How many lines of the records contain the string "header"? Reply with the number only.

Dataset content |
== == ==
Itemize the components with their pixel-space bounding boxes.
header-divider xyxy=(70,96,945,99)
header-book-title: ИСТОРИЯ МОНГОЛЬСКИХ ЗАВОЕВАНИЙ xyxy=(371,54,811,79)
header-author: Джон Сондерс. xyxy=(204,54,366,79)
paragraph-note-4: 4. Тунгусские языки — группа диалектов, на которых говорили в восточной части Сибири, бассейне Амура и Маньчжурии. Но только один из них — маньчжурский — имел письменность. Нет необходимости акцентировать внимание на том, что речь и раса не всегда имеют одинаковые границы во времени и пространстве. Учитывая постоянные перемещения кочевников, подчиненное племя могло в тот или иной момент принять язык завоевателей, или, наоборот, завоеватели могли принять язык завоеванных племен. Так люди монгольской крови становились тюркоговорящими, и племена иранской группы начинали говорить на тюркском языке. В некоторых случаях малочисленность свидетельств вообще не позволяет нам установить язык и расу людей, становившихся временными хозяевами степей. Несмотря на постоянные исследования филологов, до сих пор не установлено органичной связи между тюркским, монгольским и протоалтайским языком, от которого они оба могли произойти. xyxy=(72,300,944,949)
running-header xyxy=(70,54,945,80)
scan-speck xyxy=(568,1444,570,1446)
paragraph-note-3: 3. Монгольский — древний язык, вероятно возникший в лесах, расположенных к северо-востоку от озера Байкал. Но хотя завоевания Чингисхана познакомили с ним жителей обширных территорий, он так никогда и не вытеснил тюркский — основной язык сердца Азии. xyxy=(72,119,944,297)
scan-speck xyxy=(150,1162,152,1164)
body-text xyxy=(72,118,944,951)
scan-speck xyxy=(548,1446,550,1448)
== == ==
Answer to the task | 4